'''
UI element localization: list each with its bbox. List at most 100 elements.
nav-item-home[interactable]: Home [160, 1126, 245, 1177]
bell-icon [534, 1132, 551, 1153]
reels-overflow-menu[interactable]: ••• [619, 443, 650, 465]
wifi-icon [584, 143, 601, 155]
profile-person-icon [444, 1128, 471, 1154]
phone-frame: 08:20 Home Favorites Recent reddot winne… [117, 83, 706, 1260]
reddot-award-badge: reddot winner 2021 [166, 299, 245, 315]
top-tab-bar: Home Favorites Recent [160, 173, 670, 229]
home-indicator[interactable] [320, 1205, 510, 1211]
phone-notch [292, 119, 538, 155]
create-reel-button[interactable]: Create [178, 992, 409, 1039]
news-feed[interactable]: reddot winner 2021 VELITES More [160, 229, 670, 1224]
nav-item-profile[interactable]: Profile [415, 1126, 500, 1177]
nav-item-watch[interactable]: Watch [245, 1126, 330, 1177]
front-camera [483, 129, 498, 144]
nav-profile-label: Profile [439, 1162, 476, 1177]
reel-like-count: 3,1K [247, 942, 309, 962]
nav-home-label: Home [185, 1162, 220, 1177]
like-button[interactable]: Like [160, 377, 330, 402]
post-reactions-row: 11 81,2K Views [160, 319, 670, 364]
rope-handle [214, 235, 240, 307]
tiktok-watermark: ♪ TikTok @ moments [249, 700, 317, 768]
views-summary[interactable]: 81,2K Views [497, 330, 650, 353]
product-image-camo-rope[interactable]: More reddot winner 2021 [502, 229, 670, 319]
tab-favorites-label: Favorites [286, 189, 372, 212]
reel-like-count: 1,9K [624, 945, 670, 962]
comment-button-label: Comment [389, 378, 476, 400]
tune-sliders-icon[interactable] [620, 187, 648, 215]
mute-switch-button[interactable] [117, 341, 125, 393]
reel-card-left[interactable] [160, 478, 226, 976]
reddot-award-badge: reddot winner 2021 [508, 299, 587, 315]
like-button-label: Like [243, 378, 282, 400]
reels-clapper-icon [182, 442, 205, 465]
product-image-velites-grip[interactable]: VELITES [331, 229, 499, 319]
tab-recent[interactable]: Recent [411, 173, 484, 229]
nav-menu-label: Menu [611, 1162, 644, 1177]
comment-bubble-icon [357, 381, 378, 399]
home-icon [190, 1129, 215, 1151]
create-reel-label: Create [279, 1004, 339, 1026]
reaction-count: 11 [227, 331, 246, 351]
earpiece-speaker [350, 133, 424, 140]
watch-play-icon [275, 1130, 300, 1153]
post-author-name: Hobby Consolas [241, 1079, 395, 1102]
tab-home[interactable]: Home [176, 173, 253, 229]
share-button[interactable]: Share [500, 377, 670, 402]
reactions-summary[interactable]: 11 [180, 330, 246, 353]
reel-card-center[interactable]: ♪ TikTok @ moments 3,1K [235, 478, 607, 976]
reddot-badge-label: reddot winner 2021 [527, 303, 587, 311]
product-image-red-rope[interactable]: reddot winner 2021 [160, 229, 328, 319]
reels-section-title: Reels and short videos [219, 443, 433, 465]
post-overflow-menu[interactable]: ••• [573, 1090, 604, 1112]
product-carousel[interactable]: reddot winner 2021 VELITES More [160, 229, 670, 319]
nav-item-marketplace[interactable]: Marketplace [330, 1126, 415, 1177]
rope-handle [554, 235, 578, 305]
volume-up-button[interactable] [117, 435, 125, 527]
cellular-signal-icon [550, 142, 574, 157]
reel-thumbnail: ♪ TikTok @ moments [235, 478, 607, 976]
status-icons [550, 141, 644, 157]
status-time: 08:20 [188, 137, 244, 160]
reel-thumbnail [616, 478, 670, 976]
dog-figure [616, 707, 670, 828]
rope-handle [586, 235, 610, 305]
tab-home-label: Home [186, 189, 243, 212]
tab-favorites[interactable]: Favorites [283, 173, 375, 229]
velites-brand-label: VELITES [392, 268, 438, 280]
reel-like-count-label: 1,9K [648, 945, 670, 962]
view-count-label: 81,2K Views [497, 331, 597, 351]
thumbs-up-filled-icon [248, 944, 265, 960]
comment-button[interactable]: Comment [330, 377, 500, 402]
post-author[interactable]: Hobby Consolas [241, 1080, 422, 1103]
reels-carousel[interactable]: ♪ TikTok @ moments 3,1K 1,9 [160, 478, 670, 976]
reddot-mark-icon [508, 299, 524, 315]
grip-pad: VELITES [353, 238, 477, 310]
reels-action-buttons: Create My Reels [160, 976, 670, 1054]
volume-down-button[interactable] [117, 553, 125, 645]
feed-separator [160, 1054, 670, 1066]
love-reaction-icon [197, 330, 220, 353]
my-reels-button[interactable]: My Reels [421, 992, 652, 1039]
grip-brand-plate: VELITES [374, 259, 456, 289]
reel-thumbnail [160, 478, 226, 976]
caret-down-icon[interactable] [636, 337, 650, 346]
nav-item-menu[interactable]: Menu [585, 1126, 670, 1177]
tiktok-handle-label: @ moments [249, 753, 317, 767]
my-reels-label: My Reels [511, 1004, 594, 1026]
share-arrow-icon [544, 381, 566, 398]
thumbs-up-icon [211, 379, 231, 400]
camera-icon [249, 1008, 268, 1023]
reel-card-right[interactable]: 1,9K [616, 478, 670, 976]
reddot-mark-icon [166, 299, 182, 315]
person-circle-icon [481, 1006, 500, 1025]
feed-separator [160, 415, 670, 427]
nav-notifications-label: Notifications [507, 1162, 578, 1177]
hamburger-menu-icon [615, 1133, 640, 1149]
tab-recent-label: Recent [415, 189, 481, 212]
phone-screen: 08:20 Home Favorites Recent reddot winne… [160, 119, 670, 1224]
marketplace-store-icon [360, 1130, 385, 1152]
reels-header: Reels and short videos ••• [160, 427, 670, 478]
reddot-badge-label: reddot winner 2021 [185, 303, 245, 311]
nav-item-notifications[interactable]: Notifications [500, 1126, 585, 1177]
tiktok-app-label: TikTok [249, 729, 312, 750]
'''
### [WHAT YOU ARE ASKED TO DO]
Put every row above into a Markdown table with the columns Row and Text, numbering each row in order and leaving out blank lines.

### [PROBLEM SOLUTION]
| Row | Text |
|---|---|
| 1 | UI element localization: list each with its bbox. List at most 100 elements. |
| 2 | nav-item-home[interactable]: Home [160, 1126, 245, 1177] |
| 3 | bell-icon [534, 1132, 551, 1153] |
| 4 | reels-overflow-menu[interactable]: ••• [619, 443, 650, 465] |
| 5 | wifi-icon [584, 143, 601, 155] |
| 6 | profile-person-icon [444, 1128, 471, 1154] |
| 7 | phone-frame: 08:20 Home Favorites Recent reddot winne… [117, 83, 706, 1260] |
| 8 | reddot-award-badge: reddot winner 2021 [166, 299, 245, 315] |
| 9 | top-tab-bar: Home Favorites Recent [160, 173, 670, 229] |
| 10 | home-indicator[interactable] [320, 1205, 510, 1211] |
| 11 | phone-notch [292, 119, 538, 155] |
| 12 | create-reel-button[interactable]: Create [178, 992, 409, 1039] |
| 13 | news-feed[interactable]: reddot winner 2021 VELITES More [160, 229, 670, 1224] |
| 14 | nav-item-profile[interactable]: Profile [415, 1126, 500, 1177] |
| 15 | nav-item-watch[interactable]: Watch [245, 1126, 330, 1177] |
| 16 | front-camera [483, 129, 498, 144] |
| 17 | nav-profile-label: Profile [439, 1162, 476, 1177] |
| 18 | reel-like-count: 3,1K [247, 942, 309, 962] |
| 19 | nav-home-label: Home [185, 1162, 220, 1177] |
| 20 | like-button[interactable]: Like [160, 377, 330, 402] |
| 21 | post-reactions-row: 11 81,2K Views [160, 319, 670, 364] |
| 22 | rope-handle [214, 235, 240, 307] |
| 23 | tiktok-watermark: ♪ TikTok @ moments [249, 700, 317, 768] |
| 24 | views-summary[interactable]: 81,2K Views [497, 330, 650, 353] |
| 25 | product-image-camo-rope[interactable]: More reddot winner 2021 [502, 229, 670, 319] |
| 26 | tab-favorites-label: Favorites [286, 189, 372, 212] |
| 27 | reel-like-count: 1,9K [624, 945, 670, 962] |
| 28 | comment-button-label: Comment [389, 378, 476, 400] |
| 29 | tune-sliders-icon[interactable] [620, 187, 648, 215] |
| 30 | mute-switch-button[interactable] [117, 341, 125, 393] |
| 31 | reel-card-left[interactable] [160, 478, 226, 976] |
| 32 | reddot-award-badge: reddot winner 2021 [508, 299, 587, 315] |
| 33 | like-button-label: Like [243, 378, 282, 400] |
| 34 | reels-clapper-icon [182, 442, 205, 465] |
| 35 | product-image-velites-grip[interactable]: VELITES [331, 229, 499, 319] |
| 36 | tab-recent[interactable]: Recent [411, 173, 484, 229] |
| 37 | nav-menu-label: Menu [611, 1162, 644, 1177] |
| 38 | comment-bubble-icon [357, 381, 378, 399] |
| 39 | home-icon [190, 1129, 215, 1151] |
| 40 | create-reel-label: Create [279, 1004, 339, 1026] |
| 41 | reaction-count: 11 [227, 331, 246, 351] |
| 42 | earpiece-speaker [350, 133, 424, 140] |
| 43 | watch-play-icon [275, 1130, 300, 1153] |
| 44 | post-author-name: Hobby Consolas [241, 1079, 395, 1102] |
| 45 | tab-home[interactable]: Home [176, 173, 253, 229] |
| 46 | share-button[interactable]: Share [500, 377, 670, 402] |
| 47 | reactions-summary[interactable]: 11 [180, 330, 246, 353] |
| 48 | reel-card-center[interactable]: ♪ TikTok @ moments 3,1K [235, 478, 607, 976] |
| 49 | reddot-badge-label: reddot winner 2021 [527, 303, 587, 311] |
| 50 | product-image-red-rope[interactable]: reddot winner 2021 [160, 229, 328, 319] |
| 51 | reels-section-title: Reels and short videos [219, 443, 433, 465] |
| 52 | post-overflow-menu[interactable]: ••• [573, 1090, 604, 1112] |
| 53 | product-carousel[interactable]: reddot winner 2021 VELITES More [160, 229, 670, 319] |
| 54 | nav-item-marketplace[interactable]: Marketplace [330, 1126, 415, 1177] |
| 55 | rope-handle [554, 235, 578, 305] |
| 56 | volume-up-button[interactable] [117, 435, 125, 527] |
| 57 | cellular-signal-icon [550, 142, 574, 157] |
| 58 | reel-thumbnail: ♪ TikTok @ moments [235, 478, 607, 976] |
| 59 | status-icons [550, 141, 644, 157] |
| 60 | status-time: 08:20 [188, 137, 244, 160] |
| 61 | reel-thumbnail [616, 478, 670, 976] |
| 62 | dog-figure [616, 707, 670, 828] |
| 63 | rope-handle [586, 235, 610, 305] |
| 64 | tab-home-label: Home [186, 189, 243, 212] |
| 65 | tab-favorites[interactable]: Favorites [283, 173, 375, 229] |
| 66 | velites-brand-label: VELITES [392, 268, 438, 280] |
| 67 | reel-like-count-label: 1,9K [648, 945, 670, 962] |
| 68 | view-count-label: 81,2K Views [497, 331, 597, 351] |
| 69 | thumbs-up-filled-icon [248, 944, 265, 960] |
| 70 | comment-button[interactable]: Comment [330, 377, 500, 402] |
| 71 | post-author[interactable]: Hobby Consolas [241, 1080, 422, 1103] |
| 72 | reels-carousel[interactable]: ♪ TikTok @ moments 3,1K 1,9 [160, 478, 670, 976] |
| 73 | reddot-mark-icon [508, 299, 524, 315] |
| 74 | grip-pad: VELITES [353, 238, 477, 310] |
| 75 | reels-action-buttons: Create My Reels [160, 976, 670, 1054] |
| 76 | volume-down-button[interactable] [117, 553, 125, 645] |
| 77 | feed-separator [160, 1054, 670, 1066] |
| 78 | love-reaction-icon [197, 330, 220, 353] |
| 79 | my-reels-button[interactable]: My Reels [421, 992, 652, 1039] |
| 80 | grip-brand-plate: VELITES [374, 259, 456, 289] |
| 81 | reel-thumbnail [160, 478, 226, 976] |
| 82 | caret-down-icon[interactable] [636, 337, 650, 346] |
| 83 | nav-item-menu[interactable]: Menu [585, 1126, 670, 1177] |
| 84 | tiktok-handle-label: @ moments [249, 753, 317, 767] |
| 85 | my-reels-label: My Reels [511, 1004, 594, 1026] |
| 86 | share-arrow-icon [544, 381, 566, 398] |
| 87 | thumbs-up-icon [211, 379, 231, 400] |
| 88 | camera-icon [249, 1008, 268, 1023] |
| 89 | reel-card-right[interactable]: 1,9K [616, 478, 670, 976] |
| 90 | reddot-mark-icon [166, 299, 182, 315] |
| 91 | person-circle-icon [481, 1006, 500, 1025] |
| 92 | feed-separator [160, 415, 670, 427] |
| 93 | nav-notifications-label: Notifications [507, 1162, 578, 1177] |
| 94 | hamburger-menu-icon [615, 1133, 640, 1149] |
| 95 | tab-recent-label: Recent [415, 189, 481, 212] |
| 96 | phone-screen: 08:20 Home Favorites Recent reddot winne… [160, 119, 670, 1224] |
| 97 | marketplace-store-icon [360, 1130, 385, 1152] |
| 98 | reels-header: Reels and short videos ••• [160, 427, 670, 478] |
| 99 | reddot-badge-label: reddot winner 2021 [185, 303, 245, 311] |
| 100 | nav-item-notifications[interactable]: Notifications [500, 1126, 585, 1177] |
| 101 | tiktok-app-label: TikTok [249, 729, 312, 750] |